Exercise task: Repeat the records verbatim and leave the pictures out of your copy.

+++ Data supplied

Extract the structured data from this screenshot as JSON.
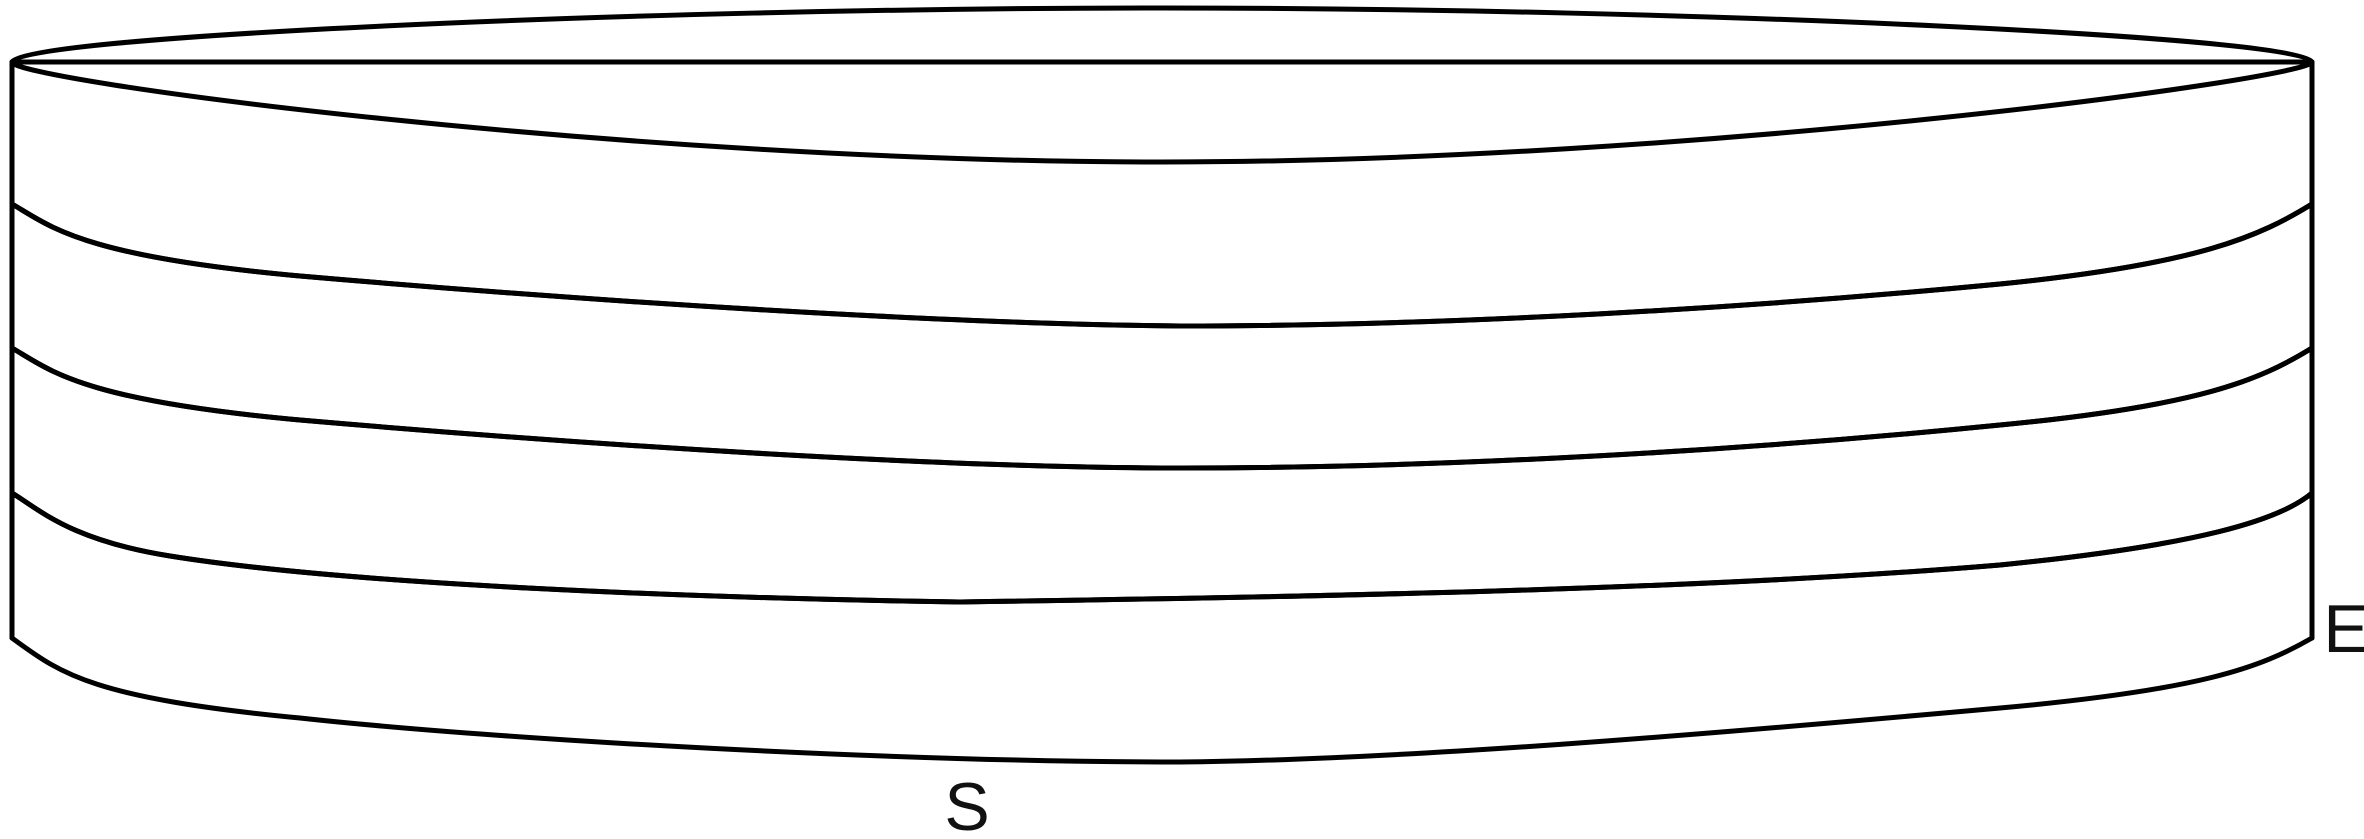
{
  "labels": {
    "s": "S",
    "e": "E"
  },
  "colors": {
    "layer_top": "#ffffff",
    "layer_2": "#dce6f2",
    "layer_3": "#b9cde4",
    "layer_bottom": "#4e81bd",
    "outline": "#000000"
  }
}
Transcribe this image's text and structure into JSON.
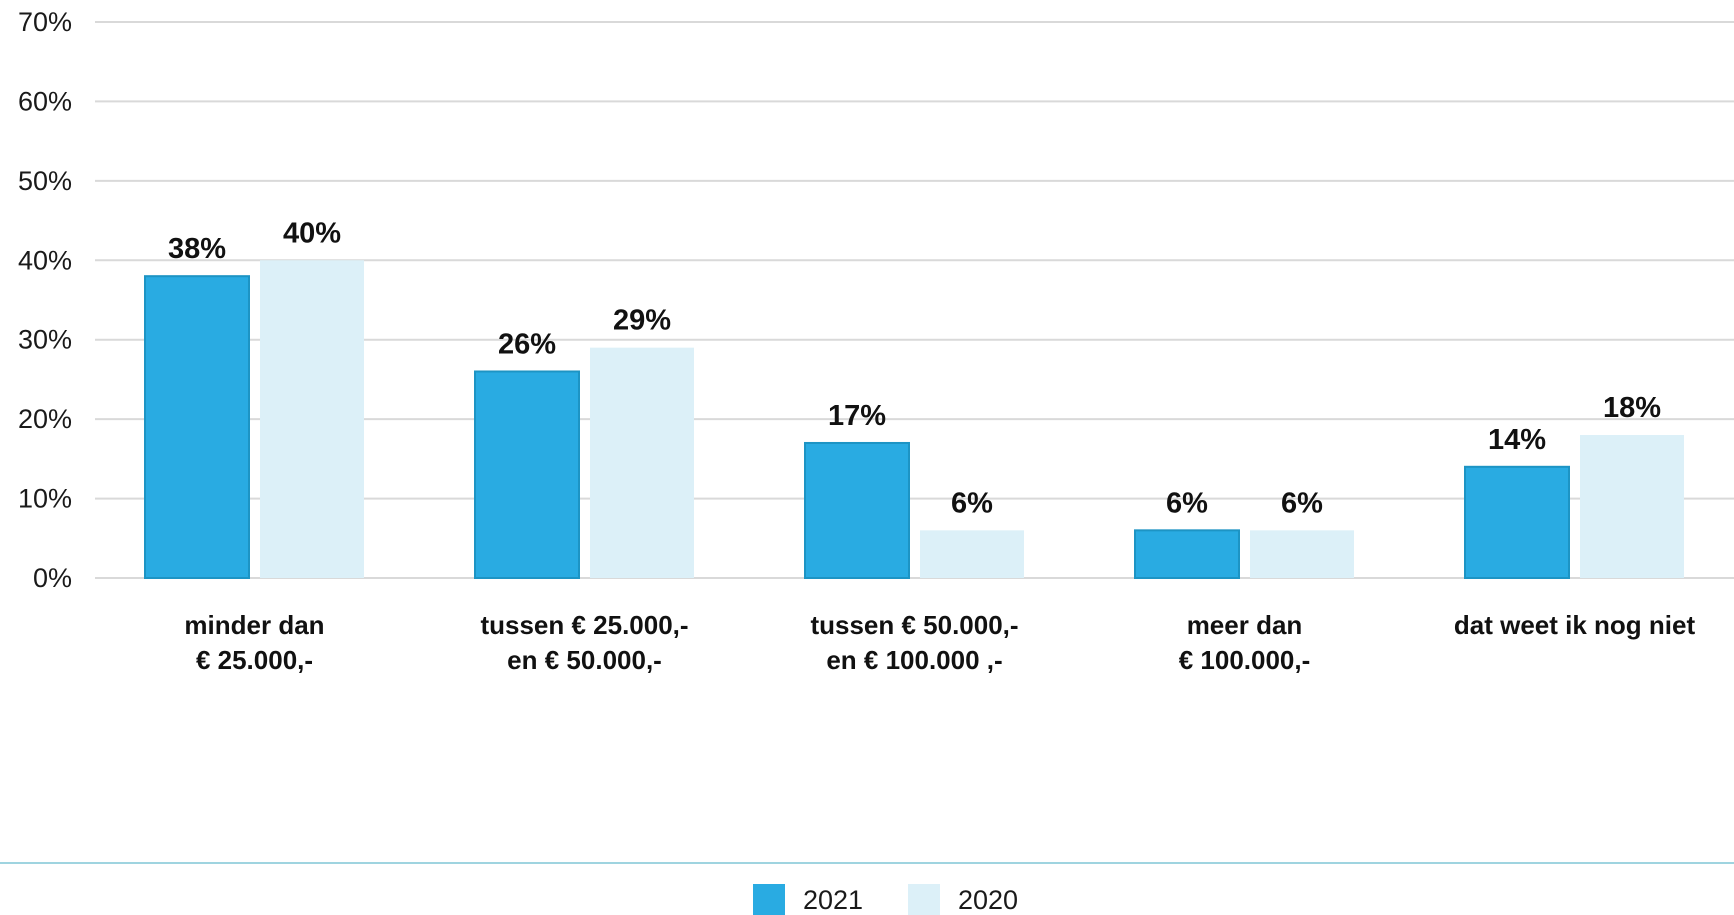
{
  "chart_data": {
    "type": "bar",
    "categories": [
      [
        "minder dan",
        "€ 25.000,-"
      ],
      [
        "tussen € 25.000,-",
        "en € 50.000,-"
      ],
      [
        "tussen € 50.000,-",
        "en € 100.000 ,-"
      ],
      [
        "meer dan",
        "€ 100.000,-"
      ],
      [
        "dat weet ik nog niet"
      ]
    ],
    "series": [
      {
        "name": "2021",
        "color": "#29abe2",
        "values": [
          38,
          26,
          17,
          6,
          14
        ],
        "labels": [
          "38%",
          "26%",
          "17%",
          "6%",
          "14%"
        ]
      },
      {
        "name": "2020",
        "color": "#dcf0f8",
        "values": [
          40,
          29,
          6,
          6,
          18
        ],
        "labels": [
          "40%",
          "29%",
          "6%",
          "6%",
          "18%"
        ]
      }
    ],
    "y_ticks": [
      0,
      10,
      20,
      30,
      40,
      50,
      60,
      70
    ],
    "y_tick_labels": [
      "0%",
      "10%",
      "20%",
      "30%",
      "40%",
      "50%",
      "60%",
      "70%"
    ],
    "ylim": [
      0,
      70
    ],
    "grid": true,
    "legend_position": "bottom-center",
    "colors": {
      "grid": "#d9d9d9",
      "separator": "#9fd4e0",
      "bar_2021_border": "#1d94c4"
    }
  }
}
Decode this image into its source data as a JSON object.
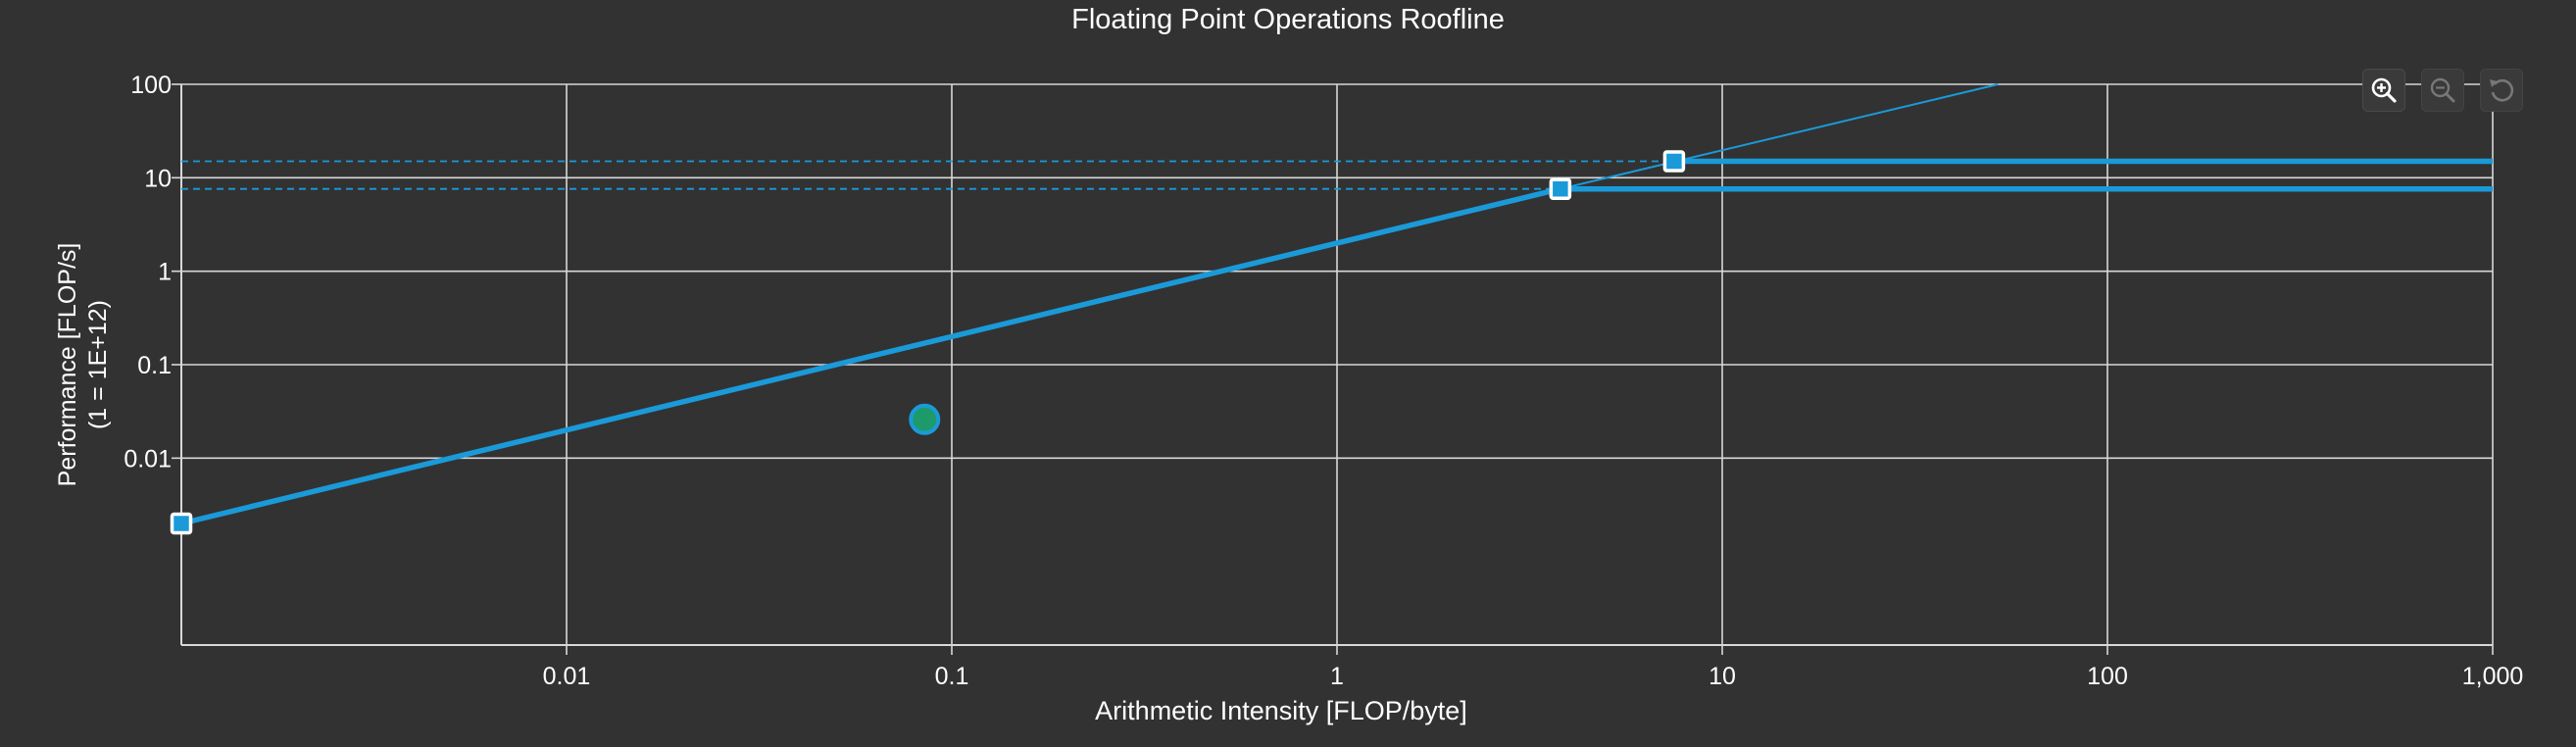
{
  "chart_data": {
    "type": "line",
    "title": "Floating Point Operations Roofline",
    "xlabel": "Arithmetic Intensity [FLOP/byte]",
    "ylabel": "Performance [FLOP/s]",
    "ylabel_line2": "(1 = 1E+12)",
    "x_scale": "log",
    "y_scale": "log",
    "xlim": [
      0.001,
      1000
    ],
    "ylim": [
      0.0001,
      100
    ],
    "grid": true,
    "x_tick_values": [
      0.01,
      0.1,
      1,
      10,
      100,
      1000
    ],
    "x_tick_labels": [
      "0.01",
      "0.1",
      "1",
      "10",
      "100",
      "1,000"
    ],
    "y_tick_values": [
      0.01,
      0.1,
      1,
      10,
      100
    ],
    "y_tick_labels": [
      "0.01",
      "0.1",
      "1",
      "10",
      "100"
    ],
    "series": [
      {
        "kind": "bandwidth-roof",
        "x": [
          0.001,
          3.8
        ],
        "y": [
          0.002,
          7.6
        ]
      },
      {
        "kind": "bandwidth-extension",
        "x": [
          3.8,
          52
        ],
        "y": [
          7.6,
          100
        ]
      },
      {
        "kind": "compute-roof",
        "x": [
          3.8,
          1000
        ],
        "y": [
          7.6,
          7.6
        ]
      },
      {
        "kind": "compute-roof",
        "x": [
          7.5,
          1000
        ],
        "y": [
          15,
          15
        ]
      },
      {
        "kind": "compute-ceiling-dashed",
        "x": [
          0.001,
          3.8
        ],
        "y": [
          7.6,
          7.6
        ]
      },
      {
        "kind": "compute-ceiling-dashed",
        "x": [
          0.001,
          7.5
        ],
        "y": [
          15,
          15
        ]
      }
    ],
    "ridge_points": [
      {
        "x": 0.001,
        "y": 0.002
      },
      {
        "x": 3.8,
        "y": 7.6
      },
      {
        "x": 7.5,
        "y": 15
      }
    ],
    "measurements": [
      {
        "x": 0.085,
        "y": 0.026
      }
    ],
    "colors": {
      "background": "#323232",
      "grid": "#d8d8d8",
      "roof": "#1a9ad9",
      "measurement_fill": "#1e9a6a",
      "measurement_stroke": "#1a9ad9",
      "text": "#ffffff"
    }
  },
  "toolbar": {
    "zoom_in_icon": "zoom-in-icon",
    "zoom_out_icon": "zoom-out-icon",
    "reset_icon": "reset-icon"
  }
}
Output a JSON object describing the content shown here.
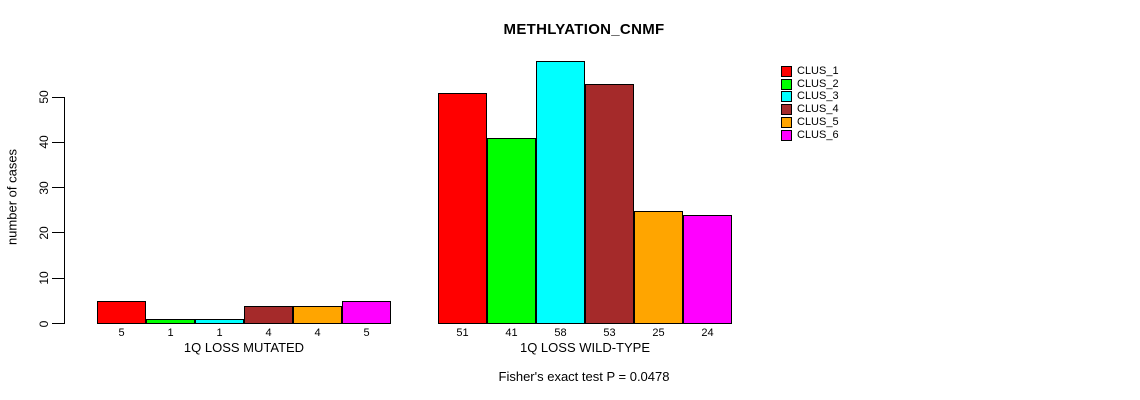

++++++

Written reply:
Extract the structured data from this screenshot as JSON.
{
  "labels": {
    "s": "S",
    "e": "E"
  },
  "colors": {
    "layer_top": "#ffffff",
    "layer_2": "#dce6f2",
    "layer_3": "#b9cde4",
    "layer_bottom": "#4e81bd",
    "outline": "#000000"
  }
}
Transcribe this image's text and structure into JSON.
{
  "chart_data": {
    "type": "bar",
    "categories": [
      [
        "minder dan",
        "€ 25.000,-"
      ],
      [
        "tussen € 25.000,-",
        "en € 50.000,-"
      ],
      [
        "tussen € 50.000,-",
        "en € 100.000 ,-"
      ],
      [
        "meer dan",
        "€ 100.000,-"
      ],
      [
        "dat weet ik nog niet"
      ]
    ],
    "series": [
      {
        "name": "2021",
        "color": "#29abe2",
        "values": [
          38,
          26,
          17,
          6,
          14
        ],
        "labels": [
          "38%",
          "26%",
          "17%",
          "6%",
          "14%"
        ]
      },
      {
        "name": "2020",
        "color": "#dcf0f8",
        "values": [
          40,
          29,
          6,
          6,
          18
        ],
        "labels": [
          "40%",
          "29%",
          "6%",
          "6%",
          "18%"
        ]
      }
    ],
    "y_ticks": [
      0,
      10,
      20,
      30,
      40,
      50,
      60,
      70
    ],
    "y_tick_labels": [
      "0%",
      "10%",
      "20%",
      "30%",
      "40%",
      "50%",
      "60%",
      "70%"
    ],
    "ylim": [
      0,
      70
    ],
    "grid": true,
    "legend_position": "bottom-center",
    "colors": {
      "grid": "#d9d9d9",
      "separator": "#9fd4e0",
      "bar_2021_border": "#1d94c4"
    }
  }
}
Decode this image into its source data as a JSON object.
{
  "chart_data": {
    "type": "line",
    "title": "Floating Point Operations Roofline",
    "xlabel": "Arithmetic Intensity [FLOP/byte]",
    "ylabel": "Performance [FLOP/s]",
    "ylabel_line2": "(1 = 1E+12)",
    "x_scale": "log",
    "y_scale": "log",
    "xlim": [
      0.001,
      1000
    ],
    "ylim": [
      0.0001,
      100
    ],
    "grid": true,
    "x_tick_values": [
      0.01,
      0.1,
      1,
      10,
      100,
      1000
    ],
    "x_tick_labels": [
      "0.01",
      "0.1",
      "1",
      "10",
      "100",
      "1,000"
    ],
    "y_tick_values": [
      0.01,
      0.1,
      1,
      10,
      100
    ],
    "y_tick_labels": [
      "0.01",
      "0.1",
      "1",
      "10",
      "100"
    ],
    "series": [
      {
        "kind": "bandwidth-roof",
        "x": [
          0.001,
          3.8
        ],
        "y": [
          0.002,
          7.6
        ]
      },
      {
        "kind": "bandwidth-extension",
        "x": [
          3.8,
          52
        ],
        "y": [
          7.6,
          100
        ]
      },
      {
        "kind": "compute-roof",
        "x": [
          3.8,
          1000
        ],
        "y": [
          7.6,
          7.6
        ]
      },
      {
        "kind": "compute-roof",
        "x": [
          7.5,
          1000
        ],
        "y": [
          15,
          15
        ]
      },
      {
        "kind": "compute-ceiling-dashed",
        "x": [
          0.001,
          3.8
        ],
        "y": [
          7.6,
          7.6
        ]
      },
      {
        "kind": "compute-ceiling-dashed",
        "x": [
          0.001,
          7.5
        ],
        "y": [
          15,
          15
        ]
      }
    ],
    "ridge_points": [
      {
        "x": 0.001,
        "y": 0.002
      },
      {
        "x": 3.8,
        "y": 7.6
      },
      {
        "x": 7.5,
        "y": 15
      }
    ],
    "measurements": [
      {
        "x": 0.085,
        "y": 0.026
      }
    ],
    "colors": {
      "background": "#323232",
      "grid": "#d8d8d8",
      "roof": "#1a9ad9",
      "measurement_fill": "#1e9a6a",
      "measurement_stroke": "#1a9ad9",
      "text": "#ffffff"
    }
  },
  "toolbar": {
    "zoom_in_icon": "zoom-in-icon",
    "zoom_out_icon": "zoom-out-icon",
    "reset_icon": "reset-icon"
  }
}
Output a JSON object describing the content shown here.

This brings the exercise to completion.